→ **Directive**: Of the lines listed below, how many contain the string "тебе"? Answer with the number alone.
□ □ □ □
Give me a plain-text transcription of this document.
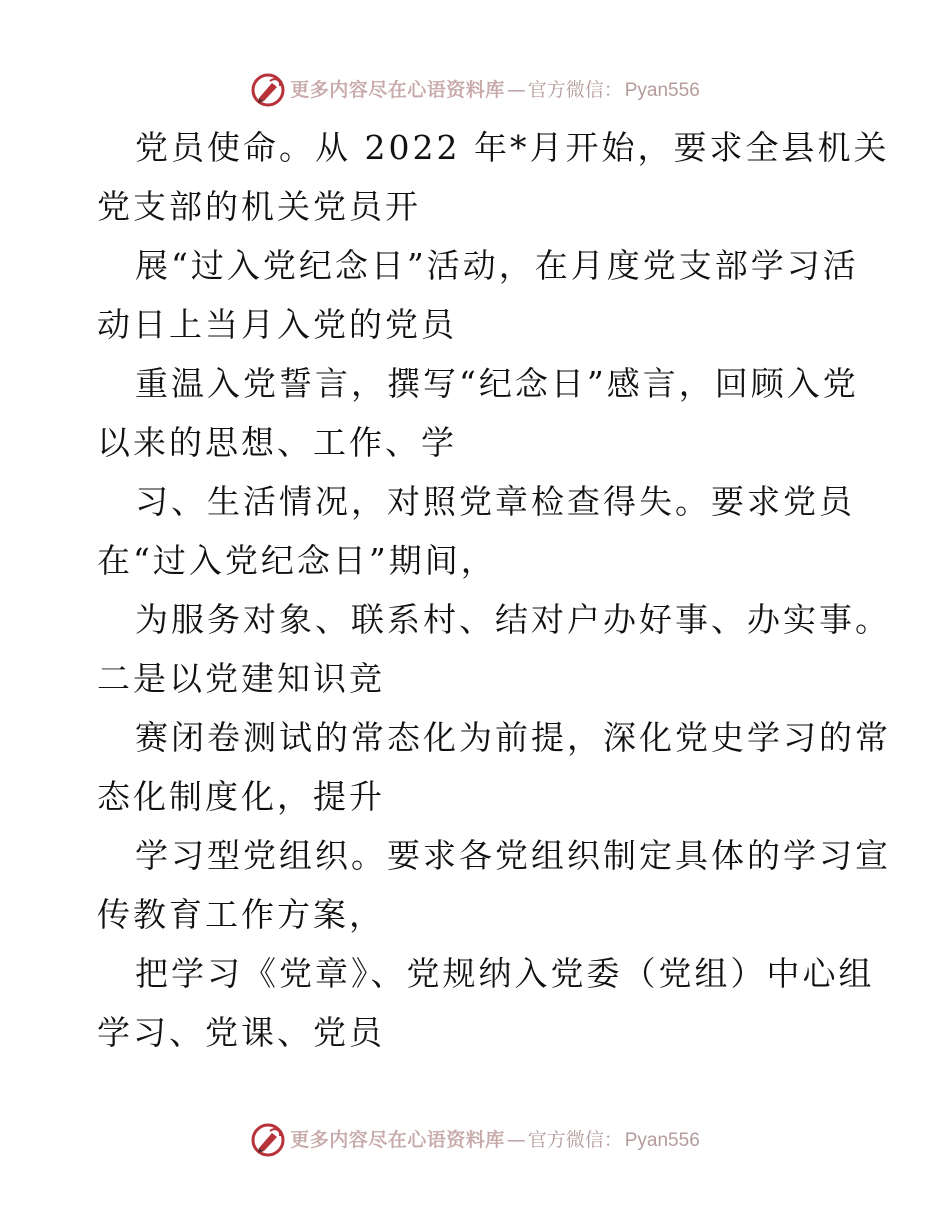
更多内容尽在心语资料库 — 官方微信： Pyan556
党员使命。从 2022 年*月开始，要求全县机关
党支部的机关党员开
展“过入党纪念日”活动，在月度党支部学习活
动日上当月入党的党员
重温入党誓言，撰写“纪念日”感言，回顾入党
以来的思想、工作、学
习、生活情况，对照党章检查得失。要求党员
在“过入党纪念日”期间，
为服务对象、联系村、结对户办好事、办实事。
二是以党建知识竞
赛闭卷测试的常态化为前提，深化党史学习的常
态化制度化，提升
学习型党组织。要求各党组织制定具体的学习宣
传教育工作方案，
把学习《党章》、党规纳入党委（党组）中心组
学习、党课、党员
更多内容尽在心语资料库 — 官方微信： Pyan556
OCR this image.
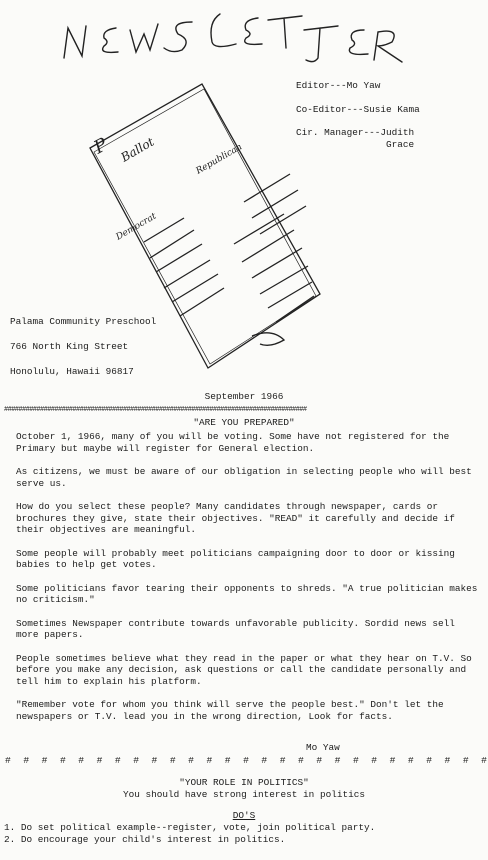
NEWSLETTER
P Ballot	Republican
Democrat
Editor---Mo Yaw
Co-Editor---Susie Kama
Cir. Manager---Judith
Grace
Palama Community Preschool
766 North King Street
Honolulu, Hawaii 96817
September 1966
####################################################################################
"ARE YOU PREPARED"

October 1, 1966, many of you will be voting. Some have not registered for the Primary but maybe will register for General election.

As citizens, we must be aware of our obligation in selecting people who will best serve us.

How do you select these people? Many candidates through newspaper, cards or brochures they give, state their objectives. "READ" it carefully and decide if their objectives are meaningful.

Some people will probably meet politicians campaigning door to door or kissing babies to help get votes.

Some politicians favor tearing their opponents to shreds. "A true politician makes no criticism."

Sometimes Newspaper contribute towards unfavorable publicity. Sordid news sell more papers.

People sometimes believe what they read in the paper or what they hear on T.V. So before you make any decision, ask questions or call the candidate personally and tell him to explain his platform.

"Remember vote for whom you think will serve the people best." Don't let the newspapers or T.V. lead you in the wrong direction, Look for facts.

Mo Yaw
# # # # # # # # # # # # # # # # # # # # # # # # # # #
"YOUR ROLE IN POLITICS"
You should have strong interest in politics
DO'S
1. Do set political example--register, vote, join political party.
2. Do encourage your child's interest in politics.
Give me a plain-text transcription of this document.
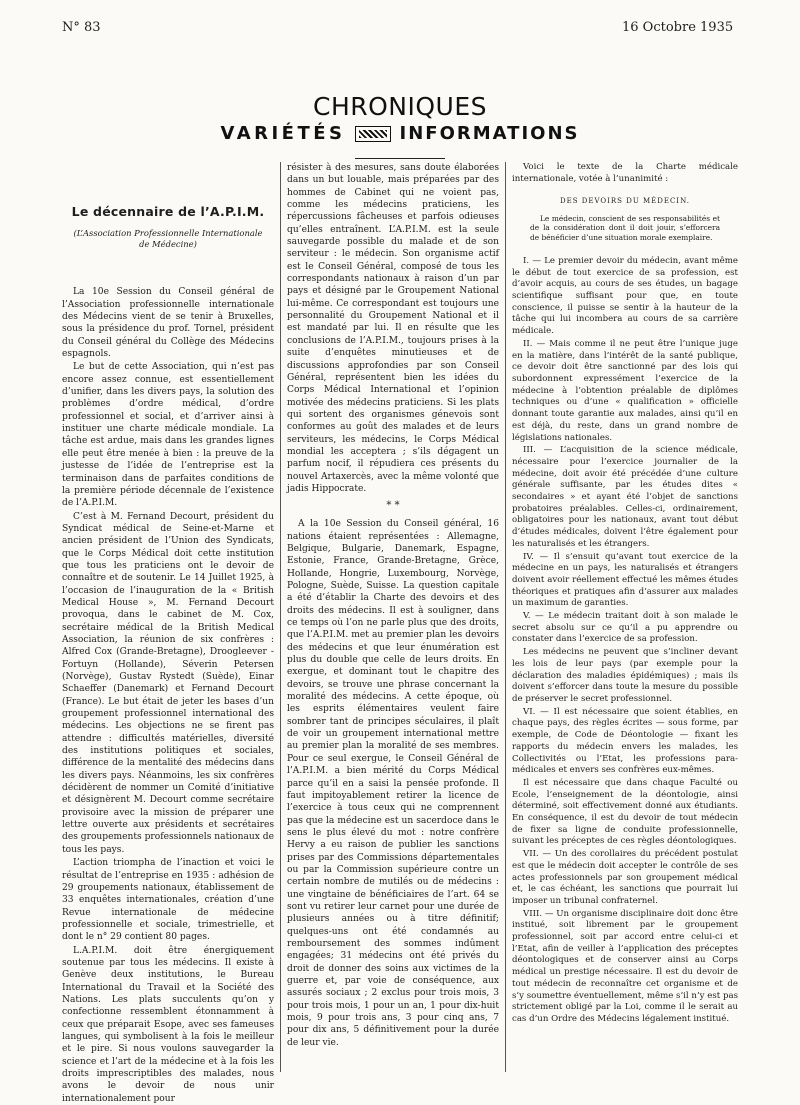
N° 83	16 Octobre 1935
CHRONIQUES
VARIÉTÉS	INFORMATIONS
Le décennaire de l’A.P.I.M.
(L’Association Professionnelle Internationale de Médecine)

La 10e Session du Conseil général de l’Association professionnelle internationale des Médecins vient de se tenir à Bruxelles, sous la présidence du prof. Tornel, président du Conseil général du Collège des Médecins espagnols.

Le but de cette Association, qui n’est pas encore assez connue, est essentiellement d’unifier, dans les divers pays, la solution des problèmes d’ordre médical, d’ordre professionnel et social, et d’arriver ainsi à instituer une charte médicale mondiale. La tâche est ardue, mais dans les grandes lignes elle peut être menée à bien : la preuve de la justesse de l’idée de l’entreprise est la terminaison dans de parfaites conditions de la première période décennale de l’existence de l’A.P.I.M.

C’est à M. Fernand Decourt, président du Syndicat médical de Seine-et-Marne et ancien président de l’Union des Syndicats, que le Corps Médical doit cette institution que tous les praticiens ont le devoir de connaître et de soutenir. Le 14 Juillet 1925, à l’occasion de l’inauguration de la « British Medical House », M. Fernand Decourt provoqua, dans le cabinet de M. Cox, secrétaire médical de la British Medical Association, la réunion de six confrères : Alfred Cox (Grande-Bretagne), Droogleever - Fortuyn (Hollande), Séverin Petersen (Norvège), Gustav Rystedt (Suède), Einar Schaeffer (Danemark) et Fernand Decourt (France). Le but était de jeter les bases d’un groupement professionnel international des médecins. Les objections ne se firent pas attendre : difficultés matérielles, diversité des institutions politiques et sociales, différence de la mentalité des médecins dans les divers pays. Néanmoins, les six confrères décidèrent de nommer un Comité d’initiative et désignèrent M. Decourt comme secrétaire provisoire avec la mission de préparer une lettre ouverte aux présidents et secrétaires des groupements professionnels nationaux de tous les pays.

L’action triompha de l’inaction et voici le résultat de l’entreprise en 1935 : adhésion de 29 groupements nationaux, établissement de 33 enquêtes internationales, création d’une Revue internationale de médecine professionnelle et sociale, trimestrielle, et dont le n° 29 contient 80 pages.

L.A.P.I.M. doit être énergiquement soutenue par tous les médecins. Il existe à Genève deux institutions, le Bureau International du Travail et la Société des Nations. Les plats succulents qu’on y confectionne ressemblent étonnamment à ceux que préparait Esope, avec ses fameuses langues, qui symbolisent à la fois le meilleur et le pire. Si nous voulons sauvegarder la science et l’art de la médecine et à la fois les droits imprescriptibles des malades, nous avons le devoir de nous unir internationalement pour

résister à des mesures, sans doute élaborées dans un but louable, mais préparées par des hommes de Cabinet qui ne voient pas, comme les médecins praticiens, les répercussions fâcheuses et parfois odieuses qu’elles entraînent. L’A.P.I.M. est la seule sauvegarde possible du malade et de son serviteur : le médecin. Son organisme actif est le Conseil Général, composé de tous les correspondants nationaux à raison d’un par pays et désigné par le Groupement National lui-même. Ce correspondant est toujours une personnalité du Groupement National et il est mandaté par lui. Il en résulte que les conclusions de l’A.P.I.M., toujours prises à la suite d’enquêtes minutieuses et de discussions approfondies par son Conseil Général, représentent bien les idées du Corps Médical International et l’opinion motivée des médecins praticiens. Si les plats qui sortent des organismes génevois sont conformes au goût des malades et de leurs serviteurs, les médecins, le Corps Médical mondial les acceptera ; s’ils dégagent un parfum nocif, il répudiera ces présents du nouvel Artaxercès, avec la même volonté que jadis Hippocrate.

* *

A la 10e Session du Conseil général, 16 nations étaient représentées : Allemagne, Belgique, Bulgarie, Danemark, Espagne, Estonie, France, Grande-Bretagne, Grèce, Hollande, Hongrie, Luxembourg, Norvège, Pologne, Suède, Suisse. La question capitale a été d’établir la Charte des devoirs et des droits des médecins. Il est à souligner, dans ce temps où l’on ne parle plus que des droits, que l’A.P.I.M. met au premier plan les devoirs des médecins et que leur énumération est plus du double que celle de leurs droits. En exergue, et dominant tout le chapitre des devoirs, se trouve une phrase concernant la moralité des médecins. A cette époque, où les esprits élémentaires veulent faire sombrer tant de principes séculaires, il plaît de voir un groupement international mettre au premier plan la moralité de ses membres. Pour ce seul exergue, le Conseil Général de l’A.P.I.M. a bien mérité du Corps Médical parce qu’il en a saisi la pensée profonde. Il faut impitoyablement retirer la licence de l’exercice à tous ceux qui ne comprennent pas que la médecine est un sacerdoce dans le sens le plus élevé du mot : notre confrère Hervy a eu raison de publier les sanctions prises par des Commissions départementales ou par la Commission supérieure contre un certain nombre de mutilés ou de médecins : une vingtaine de bénéficiaires de l’art. 64 se sont vu retirer leur carnet pour une durée de plusieurs années ou à titre définitif; quelques-uns ont été condamnés au remboursement des sommes indûment engagées; 31 médecins ont été privés du droit de donner des soins aux victimes de la guerre et, par voie de conséquence, aux assurés sociaux ; 2 exclus pour trois mois, 3 pour trois mois, 1 pour un an, 1 pour dix-huit mois, 9 pour trois ans, 3 pour cinq ans, 7 pour dix ans, 5 définitivement pour la durée de leur vie.

Voici le texte de la Charte médicale internationale, votée à l’unanimité :

DES DEVOIRS DU MÉDECIN.

Le médecin, conscient de ses responsabilités et de la considération dont il doit jouir, s’efforcera de bénéficier d’une situation morale exemplaire.

I. — Le premier devoir du médecin, avant même le début de tout exercice de sa profession, est d’avoir acquis, au cours de ses études, un bagage scientifique suffisant pour que, en toute conscience, il puisse se sentir à la hauteur de la tâche qui lui incombera au cours de sa carrière médicale.

II. — Mais comme il ne peut être l’unique juge en la matière, dans l’intérêt de la santé publique, ce devoir doit être sanctionné par des lois qui subordonnent expressément l’exercice de la médecine à l’obtention préalable de diplômes techniques ou d’une « qualification » officielle donnant toute garantie aux malades, ainsi qu’il en est déjà, du reste, dans un grand nombre de législations nationales.

III. — L’acquisition de la science médicale, nécessaire pour l’exercice journalier de la médecine, doit avoir été précédée d’une culture générale suffisante, par les études dites « secondaires » et ayant été l’objet de sanctions probatoires préalables. Celles-ci, ordinairement, obligatoires pour les nationaux, avant tout début d’études médicales, doivent l’être également pour les naturalisés et les étrangers.

IV. — Il s’ensuit qu’avant tout exercice de la médecine en un pays, les naturalisés et étrangers doivent avoir réellement effectué les mêmes études théoriques et pratiques afin d’assurer aux malades un maximum de garanties.

V. — Le médecin traitant doit à son malade le secret absolu sur ce qu’il a pu apprendre ou constater dans l’exercice de sa profession.

Les médecins ne peuvent que s’incliner devant les lois de leur pays (par exemple pour la déclaration des maladies épidémiques) ; mais ils doivent s’efforcer dans toute la mesure du possible de préserver le secret professionnel.

VI. — Il est nécessaire que soient établies, en chaque pays, des règles écrites — sous forme, par exemple, de Code de Déontologie — fixant les rapports du médecin envers les malades, les Collectivités ou l’Etat, les professions para-médicales et envers ses confrères eux-mêmes.

Il est nécessaire que dans chaque Faculté ou Ecole, l’enseignement de la déontologie, ainsi déterminé, soit effectivement donné aux étudiants. En conséquence, il est du devoir de tout médecin de fixer sa ligne de conduite professionnelle, suivant les préceptes de ces règles déontologiques.

VII. — Un des corollaires du précédent postulat est que le médecin doit accepter le contrôle de ses actes professionnels par son groupement médical et, le cas échéant, les sanctions que pourrait lui imposer un tribunal confraternel.

VIII. — Un organisme disciplinaire doit donc être institué, soit librement par le groupement professionnel, soit par accord entre celui-ci et l’Etat, afin de veiller à l’application des préceptes déontologiques et de conserver ainsi au Corps médical un prestige nécessaire. Il est du devoir de tout médecin de reconnaître cet organisme et de s’y soumettre éventuellement, même s’il n’y est pas strictement obligé par la Loi, comme il le serait au cas d’un Ordre des Médecins légalement institué.
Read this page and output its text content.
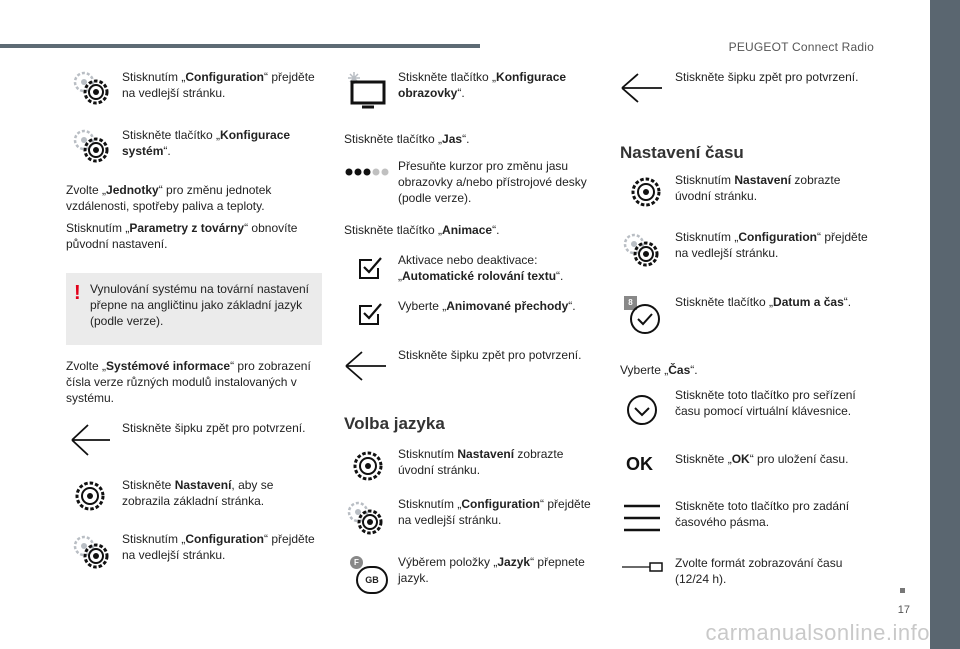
PEUGEOT Connect Radio
17
carmanualsonline.info
Stisknutím „Configuration“ přejděte na vedlejší stránku.
Stiskněte tlačítko „Konfigurace systém“.
Zvolte „Jednotky“ pro změnu jednotek vzdálenosti, spotřeby paliva a teploty.
Stisknutím „Parametry z továrny“ obnovíte původní nastavení.
! Vynulování systému na tovární nastavení přepne na angličtinu jako základní jazyk (podle verze).
Zvolte „Systémové informace“ pro zobrazení čísla verze různých modulů instalovaných v systému.
Stiskněte šipku zpět pro potvrzení.
Stiskněte Nastavení, aby se zobrazila základní stránka.
Stisknutím „Configuration“ přejděte na vedlejší stránku.
Stiskněte tlačítko „Konfigurace obrazovky“.
Stiskněte tlačítko „Jas“.
Přesuňte kurzor pro změnu jasu obrazovky a/nebo přístrojové desky (podle verze).
Stiskněte tlačítko „Animace“.
Aktivace nebo deaktivace: „Automatické rolování textu“.
Vyberte „Animované přechody“.
Stiskněte šipku zpět pro potvrzení.
Volba jazyka
Stisknutím Nastavení zobrazte úvodní stránku.
Stisknutím „Configuration“ přejděte na vedlejší stránku.
F
GB
Výběrem položky „Jazyk“ přepnete jazyk.
Stiskněte šipku zpět pro potvrzení.
Nastavení času
Stisknutím Nastavení zobrazte úvodní stránku.
Stisknutím „Configuration“ přejděte na vedlejší stránku.
8	Stiskněte tlačítko „Datum a čas“.
Vyberte „Čas“.
Stiskněte toto tlačítko pro seřízení času pomocí virtuální klávesnice.
OK Stiskněte „OK“ pro uložení času.
Stiskněte toto tlačítko pro zadání časového pásma.
Zvolte formát zobrazování času (12/24 h).
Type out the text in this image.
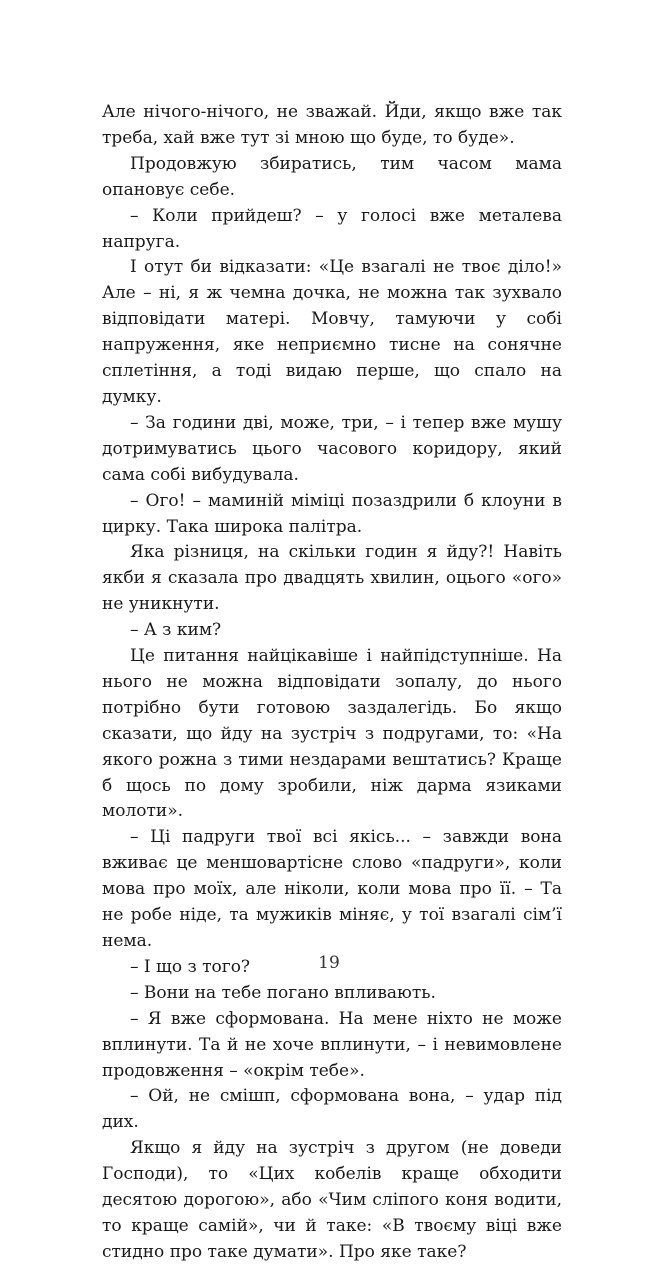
Але нічого-нічого, не зважай. Йди, якщо вже так треба, хай вже тут зі мною що буде, то буде».

Продовжую збиратись, тим часом мама опановує себе.

– Коли прийдеш? – у голосі вже металева напруга.

І отут би відказати: «Це взагалі не твоє діло!» Але – ні, я ж чемна дочка, не можна так зухвало відповідати матері. Мовчу, тамуючи у собі напруження, яке неприємно тисне на сонячне сплетіння, а тоді видаю перше, що спало на думку.

– За години дві, може, три, – і тепер вже мушу дотримуватись цього часового коридору, який сама собі вибудувала.

– Ого! – маминій міміці позаздрили б клоуни в цирку. Така широка палітра.

Яка різниця, на скільки годин я йду?! Навіть якби я сказала про двадцять хвилин, оцього «ого» не уникнути.

– А з ким?

Це питання найцікавіше і найпідступніше. На нього не можна відповідати зопалу, до нього потрібно бути готовою заздалегідь. Бо якщо сказати, що йду на зустріч з подругами, то: «На якого рожна з тими нездарами вештатись? Краще б щось по дому зробили, ніж дарма язиками молоти».

– Ці падруги твої всі якісь... – завжди вона вживає це меншовартісне слово «падруги», коли мова про моїх, але ніколи, коли мова про її. – Та не робе ніде, та мужиків міняє, у тої взагалі сім’ї нема.

– І що з того?

– Вони на тебе погано впливають.

– Я вже сформована. На мене ніхто не може вплинути. Та й не хоче вплинути, – і невимовлене продовження – «окрім тебе».

– Ой, не смішп, сформована вона, – удар під дих.

Якщо я йду на зустріч з другом (не доведи Господи), то «Цих кобелів краще обходити десятою дорогою», або «Чим сліпого коня водити, то краще самій», чи й таке: «В твоєму віці вже стидно про таке думати». Про яке таке?

19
□ □ □ □
→ **Task response**: 2